YOUR INSTRUCTIONS | Work out the number of lines in the records that include the word "skeletal"; reply with that number alone.

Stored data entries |
★ ★ ★ ★ ★ ★ ★
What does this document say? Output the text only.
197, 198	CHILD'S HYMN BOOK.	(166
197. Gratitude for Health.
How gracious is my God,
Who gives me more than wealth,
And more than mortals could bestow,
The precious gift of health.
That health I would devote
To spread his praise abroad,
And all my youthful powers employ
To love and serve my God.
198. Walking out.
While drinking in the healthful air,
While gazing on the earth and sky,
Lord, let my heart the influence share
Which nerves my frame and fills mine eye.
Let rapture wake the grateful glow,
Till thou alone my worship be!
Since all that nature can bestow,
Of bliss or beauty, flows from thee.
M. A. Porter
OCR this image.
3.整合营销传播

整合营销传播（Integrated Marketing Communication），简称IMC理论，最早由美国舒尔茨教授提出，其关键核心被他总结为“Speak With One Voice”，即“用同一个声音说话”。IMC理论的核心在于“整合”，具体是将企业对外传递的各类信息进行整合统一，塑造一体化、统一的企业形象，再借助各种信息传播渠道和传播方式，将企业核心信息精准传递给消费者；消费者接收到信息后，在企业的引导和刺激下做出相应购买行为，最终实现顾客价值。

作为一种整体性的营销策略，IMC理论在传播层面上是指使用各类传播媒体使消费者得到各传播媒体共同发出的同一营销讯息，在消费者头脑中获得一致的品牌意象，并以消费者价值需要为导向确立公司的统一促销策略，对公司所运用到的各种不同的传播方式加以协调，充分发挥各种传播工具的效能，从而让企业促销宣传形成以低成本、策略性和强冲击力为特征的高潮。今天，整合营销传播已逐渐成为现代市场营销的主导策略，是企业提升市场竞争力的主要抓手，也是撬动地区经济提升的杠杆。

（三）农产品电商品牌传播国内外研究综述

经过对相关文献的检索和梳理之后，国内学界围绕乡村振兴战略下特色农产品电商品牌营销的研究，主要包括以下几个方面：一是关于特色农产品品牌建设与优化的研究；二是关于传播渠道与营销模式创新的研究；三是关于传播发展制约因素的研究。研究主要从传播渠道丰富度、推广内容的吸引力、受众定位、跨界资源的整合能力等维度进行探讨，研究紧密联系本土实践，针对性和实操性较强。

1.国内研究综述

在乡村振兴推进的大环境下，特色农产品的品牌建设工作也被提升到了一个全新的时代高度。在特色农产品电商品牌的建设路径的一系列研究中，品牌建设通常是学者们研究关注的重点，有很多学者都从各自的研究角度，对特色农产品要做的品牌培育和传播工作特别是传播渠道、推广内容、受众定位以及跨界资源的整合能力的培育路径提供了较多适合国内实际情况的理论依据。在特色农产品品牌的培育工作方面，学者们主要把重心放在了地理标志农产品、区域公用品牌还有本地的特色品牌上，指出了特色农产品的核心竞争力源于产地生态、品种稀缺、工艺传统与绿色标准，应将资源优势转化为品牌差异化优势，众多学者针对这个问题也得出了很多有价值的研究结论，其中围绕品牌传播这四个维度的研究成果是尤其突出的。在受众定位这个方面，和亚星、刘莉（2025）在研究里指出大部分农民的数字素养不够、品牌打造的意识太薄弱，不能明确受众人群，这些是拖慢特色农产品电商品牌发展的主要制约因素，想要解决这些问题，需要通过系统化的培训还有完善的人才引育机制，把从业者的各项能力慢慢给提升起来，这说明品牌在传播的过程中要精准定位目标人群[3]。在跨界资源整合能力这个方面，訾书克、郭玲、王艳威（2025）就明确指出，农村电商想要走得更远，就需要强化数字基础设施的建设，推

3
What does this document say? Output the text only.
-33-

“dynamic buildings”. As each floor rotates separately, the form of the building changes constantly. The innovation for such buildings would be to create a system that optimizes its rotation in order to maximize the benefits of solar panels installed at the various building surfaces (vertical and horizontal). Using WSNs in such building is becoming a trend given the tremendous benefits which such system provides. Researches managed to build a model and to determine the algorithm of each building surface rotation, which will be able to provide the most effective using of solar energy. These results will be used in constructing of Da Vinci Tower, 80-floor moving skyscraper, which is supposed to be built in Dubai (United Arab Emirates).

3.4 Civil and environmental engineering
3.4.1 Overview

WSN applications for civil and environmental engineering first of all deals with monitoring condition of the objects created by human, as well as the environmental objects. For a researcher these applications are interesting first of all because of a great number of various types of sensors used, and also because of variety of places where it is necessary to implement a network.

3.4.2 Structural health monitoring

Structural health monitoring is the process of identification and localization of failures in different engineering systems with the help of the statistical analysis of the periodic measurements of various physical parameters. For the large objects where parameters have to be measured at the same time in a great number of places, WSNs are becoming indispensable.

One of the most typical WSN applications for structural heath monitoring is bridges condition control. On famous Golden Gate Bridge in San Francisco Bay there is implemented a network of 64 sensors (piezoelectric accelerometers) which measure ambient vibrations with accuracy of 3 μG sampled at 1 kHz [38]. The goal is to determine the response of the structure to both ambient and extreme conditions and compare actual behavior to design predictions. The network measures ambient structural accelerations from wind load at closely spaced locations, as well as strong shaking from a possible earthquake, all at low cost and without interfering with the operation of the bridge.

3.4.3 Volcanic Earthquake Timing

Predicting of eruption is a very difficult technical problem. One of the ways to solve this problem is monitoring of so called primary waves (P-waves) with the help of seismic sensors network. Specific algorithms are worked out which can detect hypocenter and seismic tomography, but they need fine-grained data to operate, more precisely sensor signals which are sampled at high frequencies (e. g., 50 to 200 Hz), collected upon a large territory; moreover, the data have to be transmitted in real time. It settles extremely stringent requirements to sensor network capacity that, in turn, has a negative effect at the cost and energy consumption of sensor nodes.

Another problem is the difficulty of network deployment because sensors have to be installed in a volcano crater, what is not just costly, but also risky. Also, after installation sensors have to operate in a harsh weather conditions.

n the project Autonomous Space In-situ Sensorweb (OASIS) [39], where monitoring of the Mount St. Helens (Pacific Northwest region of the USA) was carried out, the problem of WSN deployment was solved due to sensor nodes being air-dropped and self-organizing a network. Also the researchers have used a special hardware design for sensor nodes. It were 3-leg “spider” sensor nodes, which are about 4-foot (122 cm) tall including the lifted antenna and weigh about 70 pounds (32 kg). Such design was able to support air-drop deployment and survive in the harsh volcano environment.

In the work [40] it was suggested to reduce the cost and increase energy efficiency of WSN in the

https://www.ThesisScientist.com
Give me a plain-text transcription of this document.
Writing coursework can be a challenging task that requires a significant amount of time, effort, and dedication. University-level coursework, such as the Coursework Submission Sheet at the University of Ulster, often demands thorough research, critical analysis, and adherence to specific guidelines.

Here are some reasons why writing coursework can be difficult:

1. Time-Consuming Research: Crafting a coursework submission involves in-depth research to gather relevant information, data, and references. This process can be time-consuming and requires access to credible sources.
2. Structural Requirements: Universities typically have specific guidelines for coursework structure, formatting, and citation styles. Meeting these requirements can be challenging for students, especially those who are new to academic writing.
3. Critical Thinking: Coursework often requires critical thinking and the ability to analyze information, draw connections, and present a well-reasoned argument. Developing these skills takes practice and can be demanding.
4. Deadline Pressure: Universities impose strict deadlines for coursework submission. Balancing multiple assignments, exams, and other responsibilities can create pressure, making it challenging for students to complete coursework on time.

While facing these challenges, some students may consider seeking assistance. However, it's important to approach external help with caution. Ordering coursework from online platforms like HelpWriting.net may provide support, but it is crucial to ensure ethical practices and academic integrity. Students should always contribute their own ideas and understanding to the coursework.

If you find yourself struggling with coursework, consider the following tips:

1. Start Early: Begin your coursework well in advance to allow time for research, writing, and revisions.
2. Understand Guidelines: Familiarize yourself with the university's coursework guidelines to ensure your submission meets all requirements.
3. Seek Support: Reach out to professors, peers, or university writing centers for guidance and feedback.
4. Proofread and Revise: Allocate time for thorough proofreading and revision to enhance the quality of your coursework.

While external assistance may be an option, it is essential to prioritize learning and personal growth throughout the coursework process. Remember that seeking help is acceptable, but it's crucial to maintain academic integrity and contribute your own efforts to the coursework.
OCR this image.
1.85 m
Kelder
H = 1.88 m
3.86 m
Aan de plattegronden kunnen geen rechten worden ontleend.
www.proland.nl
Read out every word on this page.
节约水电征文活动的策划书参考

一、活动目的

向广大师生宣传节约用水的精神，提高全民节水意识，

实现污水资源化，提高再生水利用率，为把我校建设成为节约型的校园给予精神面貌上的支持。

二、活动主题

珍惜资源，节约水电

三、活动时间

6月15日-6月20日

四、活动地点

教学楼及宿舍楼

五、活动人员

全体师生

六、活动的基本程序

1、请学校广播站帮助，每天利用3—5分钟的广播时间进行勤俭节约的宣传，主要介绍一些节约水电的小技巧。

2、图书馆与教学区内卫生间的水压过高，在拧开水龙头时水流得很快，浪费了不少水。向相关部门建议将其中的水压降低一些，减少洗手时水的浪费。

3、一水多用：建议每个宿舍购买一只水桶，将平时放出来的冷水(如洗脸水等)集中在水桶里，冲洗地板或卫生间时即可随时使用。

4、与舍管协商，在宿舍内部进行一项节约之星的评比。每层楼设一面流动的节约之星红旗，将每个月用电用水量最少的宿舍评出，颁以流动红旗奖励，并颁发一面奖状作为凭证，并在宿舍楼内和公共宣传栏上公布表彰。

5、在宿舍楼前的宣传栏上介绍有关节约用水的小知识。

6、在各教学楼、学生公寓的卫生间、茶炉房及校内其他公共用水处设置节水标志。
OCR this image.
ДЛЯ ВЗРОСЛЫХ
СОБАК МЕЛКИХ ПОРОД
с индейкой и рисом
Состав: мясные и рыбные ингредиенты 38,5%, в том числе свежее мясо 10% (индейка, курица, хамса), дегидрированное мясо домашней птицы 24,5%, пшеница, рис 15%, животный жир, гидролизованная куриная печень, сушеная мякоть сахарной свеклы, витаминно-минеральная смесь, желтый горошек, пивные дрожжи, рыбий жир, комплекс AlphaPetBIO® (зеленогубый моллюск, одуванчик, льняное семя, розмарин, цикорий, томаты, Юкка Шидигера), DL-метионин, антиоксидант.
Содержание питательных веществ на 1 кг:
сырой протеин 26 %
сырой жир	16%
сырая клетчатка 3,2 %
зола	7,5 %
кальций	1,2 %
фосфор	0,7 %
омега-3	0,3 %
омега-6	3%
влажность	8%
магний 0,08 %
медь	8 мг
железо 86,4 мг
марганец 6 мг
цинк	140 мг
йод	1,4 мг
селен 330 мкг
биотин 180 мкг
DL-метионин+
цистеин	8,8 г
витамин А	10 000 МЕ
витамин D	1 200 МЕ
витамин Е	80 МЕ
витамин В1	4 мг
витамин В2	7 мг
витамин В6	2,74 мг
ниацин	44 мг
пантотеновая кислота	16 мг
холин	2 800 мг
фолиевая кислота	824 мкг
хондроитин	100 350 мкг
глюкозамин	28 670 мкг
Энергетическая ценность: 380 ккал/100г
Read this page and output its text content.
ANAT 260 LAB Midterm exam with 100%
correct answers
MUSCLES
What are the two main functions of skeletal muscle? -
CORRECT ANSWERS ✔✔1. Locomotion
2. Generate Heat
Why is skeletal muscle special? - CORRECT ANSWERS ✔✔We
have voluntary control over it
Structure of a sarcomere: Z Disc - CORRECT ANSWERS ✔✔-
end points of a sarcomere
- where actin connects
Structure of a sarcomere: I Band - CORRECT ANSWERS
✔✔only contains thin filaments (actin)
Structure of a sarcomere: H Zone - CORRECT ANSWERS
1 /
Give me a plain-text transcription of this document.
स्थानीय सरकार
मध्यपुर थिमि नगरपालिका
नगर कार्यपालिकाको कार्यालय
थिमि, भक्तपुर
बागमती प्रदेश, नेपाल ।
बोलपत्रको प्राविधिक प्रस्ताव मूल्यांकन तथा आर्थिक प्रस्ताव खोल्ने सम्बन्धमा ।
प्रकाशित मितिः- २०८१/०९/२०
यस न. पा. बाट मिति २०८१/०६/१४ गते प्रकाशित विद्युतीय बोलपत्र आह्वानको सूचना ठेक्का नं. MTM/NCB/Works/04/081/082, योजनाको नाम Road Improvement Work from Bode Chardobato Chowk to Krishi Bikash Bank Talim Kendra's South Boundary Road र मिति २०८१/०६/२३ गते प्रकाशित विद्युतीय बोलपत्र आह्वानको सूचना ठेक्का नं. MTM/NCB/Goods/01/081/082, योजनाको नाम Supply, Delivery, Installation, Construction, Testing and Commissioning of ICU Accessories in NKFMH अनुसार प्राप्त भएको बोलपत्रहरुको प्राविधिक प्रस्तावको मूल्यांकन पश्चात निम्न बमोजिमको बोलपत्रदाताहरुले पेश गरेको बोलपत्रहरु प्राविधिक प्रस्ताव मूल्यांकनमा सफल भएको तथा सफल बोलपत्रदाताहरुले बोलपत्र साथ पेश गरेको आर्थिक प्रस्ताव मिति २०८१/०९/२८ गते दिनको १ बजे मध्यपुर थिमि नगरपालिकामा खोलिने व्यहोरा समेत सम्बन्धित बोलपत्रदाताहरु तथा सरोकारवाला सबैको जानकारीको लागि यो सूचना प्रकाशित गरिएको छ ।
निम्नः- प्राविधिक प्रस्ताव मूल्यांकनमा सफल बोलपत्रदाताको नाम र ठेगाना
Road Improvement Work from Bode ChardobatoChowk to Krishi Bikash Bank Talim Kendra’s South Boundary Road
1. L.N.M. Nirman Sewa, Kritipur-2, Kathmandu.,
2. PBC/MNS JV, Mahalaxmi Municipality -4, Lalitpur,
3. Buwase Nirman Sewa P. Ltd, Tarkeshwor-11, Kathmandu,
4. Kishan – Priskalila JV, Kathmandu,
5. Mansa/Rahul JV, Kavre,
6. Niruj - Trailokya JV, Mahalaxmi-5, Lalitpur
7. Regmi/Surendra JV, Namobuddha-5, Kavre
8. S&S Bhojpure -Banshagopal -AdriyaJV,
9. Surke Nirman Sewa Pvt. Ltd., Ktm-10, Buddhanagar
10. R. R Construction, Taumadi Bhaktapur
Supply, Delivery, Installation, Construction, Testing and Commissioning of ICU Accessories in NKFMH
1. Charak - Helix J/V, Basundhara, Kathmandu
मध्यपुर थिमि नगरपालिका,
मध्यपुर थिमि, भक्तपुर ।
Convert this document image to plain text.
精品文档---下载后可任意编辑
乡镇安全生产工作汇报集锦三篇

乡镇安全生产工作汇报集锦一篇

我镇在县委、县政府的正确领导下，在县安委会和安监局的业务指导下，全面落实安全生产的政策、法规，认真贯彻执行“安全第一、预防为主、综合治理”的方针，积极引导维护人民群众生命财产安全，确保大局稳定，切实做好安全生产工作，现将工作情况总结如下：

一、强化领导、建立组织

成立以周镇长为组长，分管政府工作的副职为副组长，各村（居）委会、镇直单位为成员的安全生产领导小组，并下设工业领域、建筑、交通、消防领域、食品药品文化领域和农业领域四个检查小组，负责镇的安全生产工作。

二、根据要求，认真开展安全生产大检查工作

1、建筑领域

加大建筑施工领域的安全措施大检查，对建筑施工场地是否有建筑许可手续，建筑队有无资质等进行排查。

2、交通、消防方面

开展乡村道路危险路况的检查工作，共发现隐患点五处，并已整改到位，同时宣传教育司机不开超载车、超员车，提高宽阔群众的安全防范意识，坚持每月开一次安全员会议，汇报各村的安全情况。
★ ★ ★ ★ ★ ★ ★
EXERCISE RESPONSE | 2